## GIVEN REQUEST
Copy out all of the material exactly as presented.

Extracted records:
## Begin

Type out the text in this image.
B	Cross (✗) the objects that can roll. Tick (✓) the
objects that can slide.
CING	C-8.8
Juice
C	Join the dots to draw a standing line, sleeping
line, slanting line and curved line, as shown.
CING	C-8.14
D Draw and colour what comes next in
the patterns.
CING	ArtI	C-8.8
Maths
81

## End

## THE RESPONSE
Type out the text in this image.
B	Cross (✗) the objects that can roll. Tick (✓) the
objects that can slide.
CING	C-8.8
Juice
C	Join the dots to draw a standing line, sleeping
line, slanting line and curved line, as shown.
CING	C-8.14
D Draw and colour what comes next in
the patterns.
CING	ArtI	C-8.8
Maths
81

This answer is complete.